[Exercise directions] Could you transcribe every record below exactly as written, leaving out any pictures?

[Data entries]
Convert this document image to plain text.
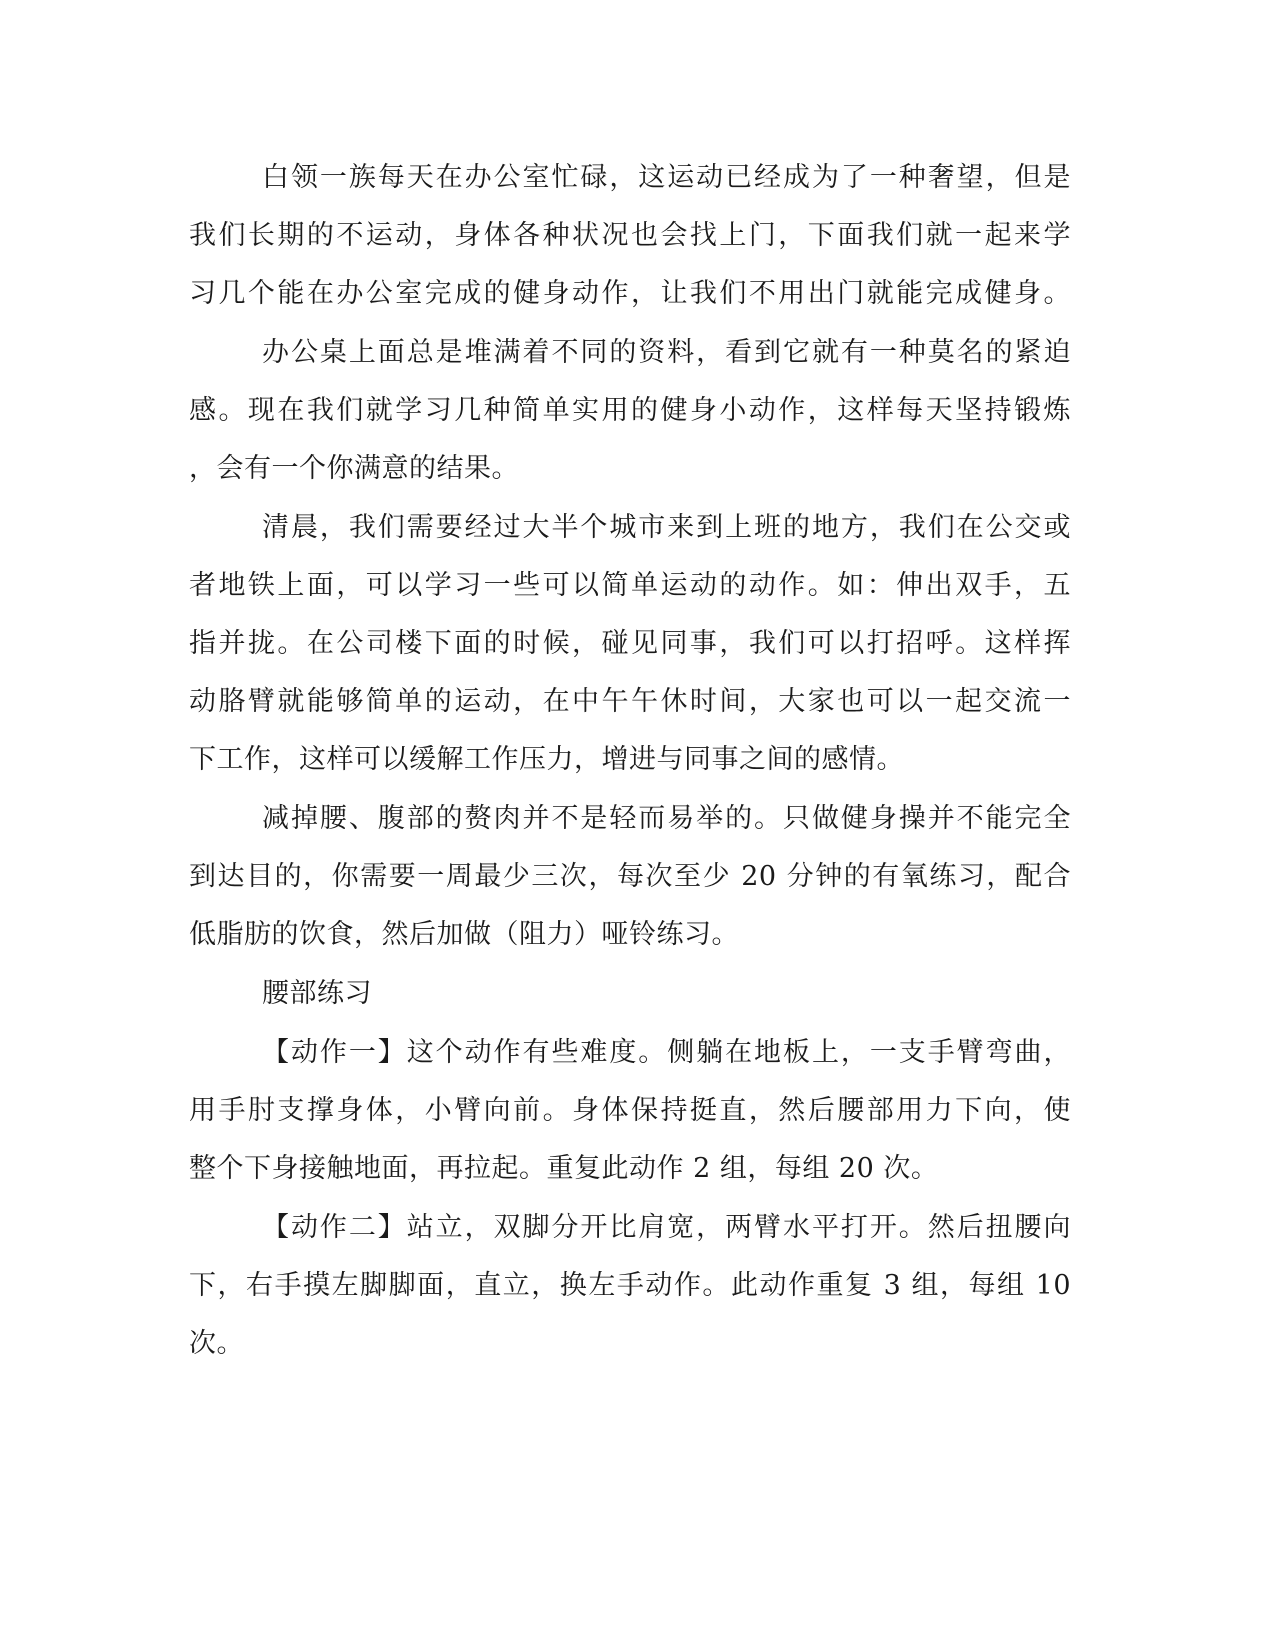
白领一族每天在办公室忙碌，这运动已经成为了一种奢望，但是
我们长期的不运动，身体各种状况也会找上门，下面我们就一起来学
习几个能在办公室完成的健身动作，让我们不用出门就能完成健身。
办公桌上面总是堆满着不同的资料，看到它就有一种莫名的紧迫
感。现在我们就学习几种简单实用的健身小动作，这样每天坚持锻炼
，会有一个你满意的结果。
清晨，我们需要经过大半个城市来到上班的地方，我们在公交或
者地铁上面，可以学习一些可以简单运动的动作。如：伸出双手，五
指并拢。在公司楼下面的时候，碰见同事，我们可以打招呼。这样挥
动胳臂就能够简单的运动，在中午午休时间，大家也可以一起交流一
下工作，这样可以缓解工作压力，增进与同事之间的感情。
减掉腰、腹部的赘肉并不是轻而易举的。只做健身操并不能完全
到达目的，你需要一周最少三次，每次至少 20 分钟的有氧练习，配合
低脂肪的饮食，然后加做（阻力）哑铃练习。
腰部练习
【动作一】这个动作有些难度。侧躺在地板上，一支手臂弯曲，
用手肘支撑身体，小臂向前。身体保持挺直，然后腰部用力下向，使
整个下身接触地面，再拉起。重复此动作 2 组，每组 20 次。
【动作二】站立，双脚分开比肩宽，两臂水平打开。然后扭腰向
下，右手摸左脚脚面，直立，换左手动作。此动作重复 3 组，每组 10
次。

[Solution for this exercise]
Convert this document image to plain text.
白领一族每天在办公室忙碌，这运动已经成为了一种奢望，但是
我们长期的不运动，身体各种状况也会找上门，下面我们就一起来学
习几个能在办公室完成的健身动作，让我们不用出门就能完成健身。
办公桌上面总是堆满着不同的资料，看到它就有一种莫名的紧迫
感。现在我们就学习几种简单实用的健身小动作，这样每天坚持锻炼
，会有一个你满意的结果。
清晨，我们需要经过大半个城市来到上班的地方，我们在公交或
者地铁上面，可以学习一些可以简单运动的动作。如：伸出双手，五
指并拢。在公司楼下面的时候，碰见同事，我们可以打招呼。这样挥
动胳臂就能够简单的运动，在中午午休时间，大家也可以一起交流一
下工作，这样可以缓解工作压力，增进与同事之间的感情。
减掉腰、腹部的赘肉并不是轻而易举的。只做健身操并不能完全
到达目的，你需要一周最少三次，每次至少 20 分钟的有氧练习，配合
低脂肪的饮食，然后加做（阻力）哑铃练习。
腰部练习
【动作一】这个动作有些难度。侧躺在地板上，一支手臂弯曲，
用手肘支撑身体，小臂向前。身体保持挺直，然后腰部用力下向，使
整个下身接触地面，再拉起。重复此动作 2 组，每组 20 次。
【动作二】站立，双脚分开比肩宽，两臂水平打开。然后扭腰向
下，右手摸左脚脚面，直立，换左手动作。此动作重复 3 组，每组 10
次。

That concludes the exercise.